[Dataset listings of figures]
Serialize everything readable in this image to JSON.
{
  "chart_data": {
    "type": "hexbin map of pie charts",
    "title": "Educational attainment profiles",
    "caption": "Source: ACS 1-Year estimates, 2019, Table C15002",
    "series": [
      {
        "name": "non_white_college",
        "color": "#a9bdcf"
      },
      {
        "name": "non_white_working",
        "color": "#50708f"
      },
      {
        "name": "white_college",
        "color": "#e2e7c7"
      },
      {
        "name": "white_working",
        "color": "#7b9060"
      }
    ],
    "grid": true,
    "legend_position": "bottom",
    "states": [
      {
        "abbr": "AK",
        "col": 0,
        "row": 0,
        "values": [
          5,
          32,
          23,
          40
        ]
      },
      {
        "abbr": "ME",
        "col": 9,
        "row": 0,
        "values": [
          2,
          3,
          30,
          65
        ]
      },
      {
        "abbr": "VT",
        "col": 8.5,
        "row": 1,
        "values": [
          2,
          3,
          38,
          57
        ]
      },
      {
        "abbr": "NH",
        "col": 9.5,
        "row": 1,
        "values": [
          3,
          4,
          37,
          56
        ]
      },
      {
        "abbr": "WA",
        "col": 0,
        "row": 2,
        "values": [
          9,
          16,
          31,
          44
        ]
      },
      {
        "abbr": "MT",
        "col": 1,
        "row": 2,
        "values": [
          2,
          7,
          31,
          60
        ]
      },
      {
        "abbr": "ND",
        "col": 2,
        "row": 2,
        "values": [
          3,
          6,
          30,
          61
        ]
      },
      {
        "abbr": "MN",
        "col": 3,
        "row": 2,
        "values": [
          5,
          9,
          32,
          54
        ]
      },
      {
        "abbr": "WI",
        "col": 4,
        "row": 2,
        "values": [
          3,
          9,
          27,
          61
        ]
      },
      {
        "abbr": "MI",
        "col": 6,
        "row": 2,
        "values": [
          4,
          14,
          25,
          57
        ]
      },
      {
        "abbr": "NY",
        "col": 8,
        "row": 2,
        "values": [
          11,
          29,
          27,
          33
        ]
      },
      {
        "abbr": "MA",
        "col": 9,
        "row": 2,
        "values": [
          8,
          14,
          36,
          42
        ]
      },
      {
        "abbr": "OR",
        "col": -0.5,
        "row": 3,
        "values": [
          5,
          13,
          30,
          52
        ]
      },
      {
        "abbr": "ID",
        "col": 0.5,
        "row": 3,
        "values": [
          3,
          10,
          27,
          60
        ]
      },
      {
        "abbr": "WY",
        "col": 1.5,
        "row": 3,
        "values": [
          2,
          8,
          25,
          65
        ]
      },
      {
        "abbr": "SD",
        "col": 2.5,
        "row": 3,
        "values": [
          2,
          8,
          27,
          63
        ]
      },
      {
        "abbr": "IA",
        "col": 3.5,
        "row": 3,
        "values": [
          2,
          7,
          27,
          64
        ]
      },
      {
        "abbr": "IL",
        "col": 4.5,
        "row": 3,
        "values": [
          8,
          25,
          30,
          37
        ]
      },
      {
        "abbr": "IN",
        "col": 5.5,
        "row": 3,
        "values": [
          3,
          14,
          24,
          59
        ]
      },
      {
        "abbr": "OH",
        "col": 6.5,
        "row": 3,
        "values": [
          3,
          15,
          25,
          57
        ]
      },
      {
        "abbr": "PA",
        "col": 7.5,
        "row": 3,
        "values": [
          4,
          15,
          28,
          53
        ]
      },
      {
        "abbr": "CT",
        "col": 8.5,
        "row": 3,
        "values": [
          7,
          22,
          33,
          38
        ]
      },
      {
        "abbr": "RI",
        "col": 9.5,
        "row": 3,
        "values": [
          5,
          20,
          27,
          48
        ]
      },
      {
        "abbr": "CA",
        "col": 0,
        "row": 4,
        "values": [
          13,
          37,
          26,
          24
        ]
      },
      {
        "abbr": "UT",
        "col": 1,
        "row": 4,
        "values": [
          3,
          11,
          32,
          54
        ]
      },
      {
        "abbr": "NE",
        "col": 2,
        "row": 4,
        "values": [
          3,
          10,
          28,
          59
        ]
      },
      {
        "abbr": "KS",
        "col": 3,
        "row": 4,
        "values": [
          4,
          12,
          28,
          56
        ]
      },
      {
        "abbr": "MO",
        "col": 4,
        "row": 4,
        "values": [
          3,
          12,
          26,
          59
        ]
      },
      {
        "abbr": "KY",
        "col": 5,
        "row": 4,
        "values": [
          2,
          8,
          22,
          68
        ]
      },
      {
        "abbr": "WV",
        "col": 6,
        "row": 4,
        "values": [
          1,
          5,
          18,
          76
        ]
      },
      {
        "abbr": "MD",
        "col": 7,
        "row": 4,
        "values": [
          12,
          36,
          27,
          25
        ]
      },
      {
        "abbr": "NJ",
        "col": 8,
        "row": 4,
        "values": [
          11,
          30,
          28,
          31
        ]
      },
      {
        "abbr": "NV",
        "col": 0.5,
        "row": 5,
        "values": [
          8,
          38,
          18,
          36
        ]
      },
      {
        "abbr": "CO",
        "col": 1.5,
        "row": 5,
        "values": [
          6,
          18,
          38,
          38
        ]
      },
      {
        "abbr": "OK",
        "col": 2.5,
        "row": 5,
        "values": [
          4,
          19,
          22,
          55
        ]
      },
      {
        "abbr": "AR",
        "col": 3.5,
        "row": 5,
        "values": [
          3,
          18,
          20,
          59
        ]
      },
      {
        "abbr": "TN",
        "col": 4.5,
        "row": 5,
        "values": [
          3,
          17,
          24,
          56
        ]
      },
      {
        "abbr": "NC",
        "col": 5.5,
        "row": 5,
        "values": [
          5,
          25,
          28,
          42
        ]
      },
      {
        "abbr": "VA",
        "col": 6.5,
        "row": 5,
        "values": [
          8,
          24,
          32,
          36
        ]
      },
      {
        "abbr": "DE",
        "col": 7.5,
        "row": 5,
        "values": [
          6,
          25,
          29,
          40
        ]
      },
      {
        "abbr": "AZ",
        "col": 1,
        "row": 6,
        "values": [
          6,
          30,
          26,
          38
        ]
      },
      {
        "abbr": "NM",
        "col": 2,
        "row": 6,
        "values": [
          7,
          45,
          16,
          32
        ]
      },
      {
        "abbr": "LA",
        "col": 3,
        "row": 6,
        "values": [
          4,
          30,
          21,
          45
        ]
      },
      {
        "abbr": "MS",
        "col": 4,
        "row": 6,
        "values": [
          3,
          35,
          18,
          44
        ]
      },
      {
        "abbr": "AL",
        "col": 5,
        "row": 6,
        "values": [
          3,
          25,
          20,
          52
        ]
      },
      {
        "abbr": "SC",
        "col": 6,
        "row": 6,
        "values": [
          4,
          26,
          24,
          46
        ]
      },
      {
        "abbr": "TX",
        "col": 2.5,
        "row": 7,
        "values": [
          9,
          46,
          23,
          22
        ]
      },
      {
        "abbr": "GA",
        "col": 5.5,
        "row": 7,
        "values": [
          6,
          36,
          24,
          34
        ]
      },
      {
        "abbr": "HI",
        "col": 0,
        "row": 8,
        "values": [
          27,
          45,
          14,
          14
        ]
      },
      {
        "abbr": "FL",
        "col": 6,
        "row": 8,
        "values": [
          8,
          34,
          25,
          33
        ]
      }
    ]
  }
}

GIVEN INSTRUCTION | Copy out every line of the data above, exactly as given.

WRITTEN ANSWER |
Serialize everything readable in this image to JSON.
{
  "chart_data": {
    "type": "hexbin map of pie charts",
    "title": "Educational attainment profiles",
    "caption": "Source: ACS 1-Year estimates, 2019, Table C15002",
    "series": [
      {
        "name": "non_white_college",
        "color": "#a9bdcf"
      },
      {
        "name": "non_white_working",
        "color": "#50708f"
      },
      {
        "name": "white_college",
        "color": "#e2e7c7"
      },
      {
        "name": "white_working",
        "color": "#7b9060"
      }
    ],
    "grid": true,
    "legend_position": "bottom",
    "states": [
      {
        "abbr": "AK",
        "col": 0,
        "row": 0,
        "values": [
          5,
          32,
          23,
          40
        ]
      },
      {
        "abbr": "ME",
        "col": 9,
        "row": 0,
        "values": [
          2,
          3,
          30,
          65
        ]
      },
      {
        "abbr": "VT",
        "col": 8.5,
        "row": 1,
        "values": [
          2,
          3,
          38,
          57
        ]
      },
      {
        "abbr": "NH",
        "col": 9.5,
        "row": 1,
        "values": [
          3,
          4,
          37,
          56
        ]
      },
      {
        "abbr": "WA",
        "col": 0,
        "row": 2,
        "values": [
          9,
          16,
          31,
          44
        ]
      },
      {
        "abbr": "MT",
        "col": 1,
        "row": 2,
        "values": [
          2,
          7,
          31,
          60
        ]
      },
      {
        "abbr": "ND",
        "col": 2,
        "row": 2,
        "values": [
          3,
          6,
          30,
          61
        ]
      },
      {
        "abbr": "MN",
        "col": 3,
        "row": 2,
        "values": [
          5,
          9,
          32,
          54
        ]
      },
      {
        "abbr": "WI",
        "col": 4,
        "row": 2,
        "values": [
          3,
          9,
          27,
          61
        ]
      },
      {
        "abbr": "MI",
        "col": 6,
        "row": 2,
        "values": [
          4,
          14,
          25,
          57
        ]
      },
      {
        "abbr": "NY",
        "col": 8,
        "row": 2,
        "values": [
          11,
          29,
          27,
          33
        ]
      },
      {
        "abbr": "MA",
        "col": 9,
        "row": 2,
        "values": [
          8,
          14,
          36,
          42
        ]
      },
      {
        "abbr": "OR",
        "col": -0.5,
        "row": 3,
        "values": [
          5,
          13,
          30,
          52
        ]
      },
      {
        "abbr": "ID",
        "col": 0.5,
        "row": 3,
        "values": [
          3,
          10,
          27,
          60
        ]
      },
      {
        "abbr": "WY",
        "col": 1.5,
        "row": 3,
        "values": [
          2,
          8,
          25,
          65
        ]
      },
      {
        "abbr": "SD",
        "col": 2.5,
        "row": 3,
        "values": [
          2,
          8,
          27,
          63
        ]
      },
      {
        "abbr": "IA",
        "col": 3.5,
        "row": 3,
        "values": [
          2,
          7,
          27,
          64
        ]
      },
      {
        "abbr": "IL",
        "col": 4.5,
        "row": 3,
        "values": [
          8,
          25,
          30,
          37
        ]
      },
      {
        "abbr": "IN",
        "col": 5.5,
        "row": 3,
        "values": [
          3,
          14,
          24,
          59
        ]
      },
      {
        "abbr": "OH",
        "col": 6.5,
        "row": 3,
        "values": [
          3,
          15,
          25,
          57
        ]
      },
      {
        "abbr": "PA",
        "col": 7.5,
        "row": 3,
        "values": [
          4,
          15,
          28,
          53
        ]
      },
      {
        "abbr": "CT",
        "col": 8.5,
        "row": 3,
        "values": [
          7,
          22,
          33,
          38
        ]
      },
      {
        "abbr": "RI",
        "col": 9.5,
        "row": 3,
        "values": [
          5,
          20,
          27,
          48
        ]
      },
      {
        "abbr": "CA",
        "col": 0,
        "row": 4,
        "values": [
          13,
          37,
          26,
          24
        ]
      },
      {
        "abbr": "UT",
        "col": 1,
        "row": 4,
        "values": [
          3,
          11,
          32,
          54
        ]
      },
      {
        "abbr": "NE",
        "col": 2,
        "row": 4,
        "values": [
          3,
          10,
          28,
          59
        ]
      },
      {
        "abbr": "KS",
        "col": 3,
        "row": 4,
        "values": [
          4,
          12,
          28,
          56
        ]
      },
      {
        "abbr": "MO",
        "col": 4,
        "row": 4,
        "values": [
          3,
          12,
          26,
          59
        ]
      },
      {
        "abbr": "KY",
        "col": 5,
        "row": 4,
        "values": [
          2,
          8,
          22,
          68
        ]
      },
      {
        "abbr": "WV",
        "col": 6,
        "row": 4,
        "values": [
          1,
          5,
          18,
          76
        ]
      },
      {
        "abbr": "MD",
        "col": 7,
        "row": 4,
        "values": [
          12,
          36,
          27,
          25
        ]
      },
      {
        "abbr": "NJ",
        "col": 8,
        "row": 4,
        "values": [
          11,
          30,
          28,
          31
        ]
      },
      {
        "abbr": "NV",
        "col": 0.5,
        "row": 5,
        "values": [
          8,
          38,
          18,
          36
        ]
      },
      {
        "abbr": "CO",
        "col": 1.5,
        "row": 5,
        "values": [
          6,
          18,
          38,
          38
        ]
      },
      {
        "abbr": "OK",
        "col": 2.5,
        "row": 5,
        "values": [
          4,
          19,
          22,
          55
        ]
      },
      {
        "abbr": "AR",
        "col": 3.5,
        "row": 5,
        "values": [
          3,
          18,
          20,
          59
        ]
      },
      {
        "abbr": "TN",
        "col": 4.5,
        "row": 5,
        "values": [
          3,
          17,
          24,
          56
        ]
      },
      {
        "abbr": "NC",
        "col": 5.5,
        "row": 5,
        "values": [
          5,
          25,
          28,
          42
        ]
      },
      {
        "abbr": "VA",
        "col": 6.5,
        "row": 5,
        "values": [
          8,
          24,
          32,
          36
        ]
      },
      {
        "abbr": "DE",
        "col": 7.5,
        "row": 5,
        "values": [
          6,
          25,
          29,
          40
        ]
      },
      {
        "abbr": "AZ",
        "col": 1,
        "row": 6,
        "values": [
          6,
          30,
          26,
          38
        ]
      },
      {
        "abbr": "NM",
        "col": 2,
        "row": 6,
        "values": [
          7,
          45,
          16,
          32
        ]
      },
      {
        "abbr": "LA",
        "col": 3,
        "row": 6,
        "values": [
          4,
          30,
          21,
          45
        ]
      },
      {
        "abbr": "MS",
        "col": 4,
        "row": 6,
        "values": [
          3,
          35,
          18,
          44
        ]
      },
      {
        "abbr": "AL",
        "col": 5,
        "row": 6,
        "values": [
          3,
          25,
          20,
          52
        ]
      },
      {
        "abbr": "SC",
        "col": 6,
        "row": 6,
        "values": [
          4,
          26,
          24,
          46
        ]
      },
      {
        "abbr": "TX",
        "col": 2.5,
        "row": 7,
        "values": [
          9,
          46,
          23,
          22
        ]
      },
      {
        "abbr": "GA",
        "col": 5.5,
        "row": 7,
        "values": [
          6,
          36,
          24,
          34
        ]
      },
      {
        "abbr": "HI",
        "col": 0,
        "row": 8,
        "values": [
          27,
          45,
          14,
          14
        ]
      },
      {
        "abbr": "FL",
        "col": 6,
        "row": 8,
        "values": [
          8,
          34,
          25,
          33
        ]
      }
    ]
  }
}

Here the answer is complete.